Some records
══════════════════════════════

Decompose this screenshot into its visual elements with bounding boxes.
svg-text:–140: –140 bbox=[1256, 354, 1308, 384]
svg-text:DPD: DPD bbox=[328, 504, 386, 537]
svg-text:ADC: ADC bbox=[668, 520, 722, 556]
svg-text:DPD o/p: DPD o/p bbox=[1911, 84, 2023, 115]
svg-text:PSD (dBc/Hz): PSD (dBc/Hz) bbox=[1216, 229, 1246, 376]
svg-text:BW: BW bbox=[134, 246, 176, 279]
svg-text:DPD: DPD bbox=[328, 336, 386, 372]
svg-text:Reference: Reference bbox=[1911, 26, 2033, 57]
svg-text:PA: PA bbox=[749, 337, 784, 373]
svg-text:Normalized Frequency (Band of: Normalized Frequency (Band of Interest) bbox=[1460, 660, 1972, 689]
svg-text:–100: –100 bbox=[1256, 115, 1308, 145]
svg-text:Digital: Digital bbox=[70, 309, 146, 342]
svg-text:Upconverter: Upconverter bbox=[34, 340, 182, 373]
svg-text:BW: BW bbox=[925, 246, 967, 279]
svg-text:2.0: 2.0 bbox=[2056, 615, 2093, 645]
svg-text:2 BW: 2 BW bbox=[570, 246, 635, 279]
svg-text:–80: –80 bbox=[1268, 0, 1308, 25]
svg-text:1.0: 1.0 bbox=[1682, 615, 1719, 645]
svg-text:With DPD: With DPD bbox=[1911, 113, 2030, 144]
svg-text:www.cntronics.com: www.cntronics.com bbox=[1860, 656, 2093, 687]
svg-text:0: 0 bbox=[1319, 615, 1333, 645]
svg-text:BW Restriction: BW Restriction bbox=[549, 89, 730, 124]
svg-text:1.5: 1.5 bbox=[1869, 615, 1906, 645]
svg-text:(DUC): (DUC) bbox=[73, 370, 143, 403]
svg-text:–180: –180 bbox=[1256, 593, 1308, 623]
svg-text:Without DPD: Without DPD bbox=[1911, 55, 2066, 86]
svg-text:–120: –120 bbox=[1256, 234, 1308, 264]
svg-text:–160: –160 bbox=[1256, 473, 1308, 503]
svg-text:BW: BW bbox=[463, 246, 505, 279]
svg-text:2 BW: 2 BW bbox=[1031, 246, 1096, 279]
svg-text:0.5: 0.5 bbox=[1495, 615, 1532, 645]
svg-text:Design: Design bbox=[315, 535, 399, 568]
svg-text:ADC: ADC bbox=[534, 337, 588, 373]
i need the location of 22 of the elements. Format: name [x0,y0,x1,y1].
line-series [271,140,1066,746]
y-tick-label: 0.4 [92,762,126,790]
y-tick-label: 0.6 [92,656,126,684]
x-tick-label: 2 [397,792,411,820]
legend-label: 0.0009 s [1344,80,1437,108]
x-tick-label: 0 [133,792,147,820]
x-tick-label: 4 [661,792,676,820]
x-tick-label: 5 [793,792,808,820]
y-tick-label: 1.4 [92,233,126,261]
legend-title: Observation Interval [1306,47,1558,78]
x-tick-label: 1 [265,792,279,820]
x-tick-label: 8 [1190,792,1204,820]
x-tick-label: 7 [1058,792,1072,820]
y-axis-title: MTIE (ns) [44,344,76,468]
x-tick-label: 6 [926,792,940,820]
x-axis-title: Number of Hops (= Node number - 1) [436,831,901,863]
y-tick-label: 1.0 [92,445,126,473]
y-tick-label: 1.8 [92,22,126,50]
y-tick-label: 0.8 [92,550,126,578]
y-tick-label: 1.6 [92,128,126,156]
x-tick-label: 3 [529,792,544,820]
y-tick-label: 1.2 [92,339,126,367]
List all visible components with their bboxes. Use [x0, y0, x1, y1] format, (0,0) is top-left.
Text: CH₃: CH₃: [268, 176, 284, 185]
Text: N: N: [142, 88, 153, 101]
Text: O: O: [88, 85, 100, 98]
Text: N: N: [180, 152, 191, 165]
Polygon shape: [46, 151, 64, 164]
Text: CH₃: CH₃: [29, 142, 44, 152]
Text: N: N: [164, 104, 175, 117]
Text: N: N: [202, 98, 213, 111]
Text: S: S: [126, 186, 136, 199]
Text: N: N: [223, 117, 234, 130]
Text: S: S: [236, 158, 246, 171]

══════════════════════════════

• Aim of the task
Please reproduce the records with every "x-tick-label" swapped for "x-axis-tick" and everything else kept the same.

• Result of the task
Decompose this screenshot into its visual elements with bounding boxes.
svg-text:–140: –140 bbox=[1256, 354, 1308, 384]
svg-text:DPD: DPD bbox=[328, 504, 386, 537]
svg-text:ADC: ADC bbox=[668, 520, 722, 556]
svg-text:DPD o/p: DPD o/p bbox=[1911, 84, 2023, 115]
svg-text:PSD (dBc/Hz): PSD (dBc/Hz) bbox=[1216, 229, 1246, 376]
svg-text:BW: BW bbox=[134, 246, 176, 279]
svg-text:DPD: DPD bbox=[328, 336, 386, 372]
svg-text:Reference: Reference bbox=[1911, 26, 2033, 57]
svg-text:PA: PA bbox=[749, 337, 784, 373]
svg-text:Normalized Frequency (Band of: Normalized Frequency (Band of Interest) bbox=[1460, 660, 1972, 689]
svg-text:–100: –100 bbox=[1256, 115, 1308, 145]
svg-text:Digital: Digital bbox=[70, 309, 146, 342]
svg-text:Upconverter: Upconverter bbox=[34, 340, 182, 373]
svg-text:BW: BW bbox=[925, 246, 967, 279]
svg-text:2.0: 2.0 bbox=[2056, 615, 2093, 645]
svg-text:2 BW: 2 BW bbox=[570, 246, 635, 279]
svg-text:–80: –80 bbox=[1268, 0, 1308, 25]
svg-text:1.0: 1.0 bbox=[1682, 615, 1719, 645]
svg-text:With DPD: With DPD bbox=[1911, 113, 2030, 144]
svg-text:www.cntronics.com: www.cntronics.com bbox=[1860, 656, 2093, 687]
svg-text:0: 0 bbox=[1319, 615, 1333, 645]
svg-text:BW Restriction: BW Restriction bbox=[549, 89, 730, 124]
svg-text:1.5: 1.5 bbox=[1869, 615, 1906, 645]
svg-text:(DUC): (DUC) bbox=[73, 370, 143, 403]
svg-text:–180: –180 bbox=[1256, 593, 1308, 623]
svg-text:Without DPD: Without DPD bbox=[1911, 55, 2066, 86]
svg-text:–120: –120 bbox=[1256, 234, 1308, 264]
svg-text:–160: –160 bbox=[1256, 473, 1308, 503]
svg-text:BW: BW bbox=[463, 246, 505, 279]
svg-text:2 BW: 2 BW bbox=[1031, 246, 1096, 279]
svg-text:0.5: 0.5 bbox=[1495, 615, 1532, 645]
svg-text:Design: Design bbox=[315, 535, 399, 568]
svg-text:ADC: ADC bbox=[534, 337, 588, 373]
i need the location of 22 of the elements. Format: name [x0,y0,x1,y1].
line-series [271,140,1066,746]
y-tick-label: 0.4 [92,762,126,790]
y-tick-label: 0.6 [92,656,126,684]
x-axis-tick: 2 [397,792,411,820]
legend-label: 0.0009 s [1344,80,1437,108]
x-axis-tick: 0 [133,792,147,820]
x-axis-tick: 4 [661,792,676,820]
x-axis-tick: 5 [793,792,808,820]
y-tick-label: 1.4 [92,233,126,261]
legend-title: Observation Interval [1306,47,1558,78]
x-axis-tick: 1 [265,792,279,820]
x-axis-tick: 8 [1190,792,1204,820]
x-axis-tick: 7 [1058,792,1072,820]
y-axis-title: MTIE (ns) [44,344,76,468]
x-axis-tick: 6 [926,792,940,820]
x-axis-title: Number of Hops (= Node number - 1) [436,831,901,863]
y-tick-label: 1.0 [92,445,126,473]
y-tick-label: 1.8 [92,22,126,50]
y-tick-label: 0.8 [92,550,126,578]
y-tick-label: 1.6 [92,128,126,156]
x-axis-tick: 3 [529,792,544,820]
y-tick-label: 1.2 [92,339,126,367]
List all visible components with their bboxes. Use [x0, y0, x1, y1] format, (0,0) is top-left.
Text: CH₃: CH₃: [268, 176, 284, 185]
Text: N: N: [142, 88, 153, 101]
Text: O: O: [88, 85, 100, 98]
Text: N: N: [180, 152, 191, 165]
Polygon shape: [46, 151, 64, 164]
Text: CH₃: CH₃: [29, 142, 44, 152]
Text: N: N: [164, 104, 175, 117]
Text: N: N: [202, 98, 213, 111]
Text: S: S: [126, 186, 136, 199]
Text: N: N: [223, 117, 234, 130]
Text: S: S: [236, 158, 246, 171]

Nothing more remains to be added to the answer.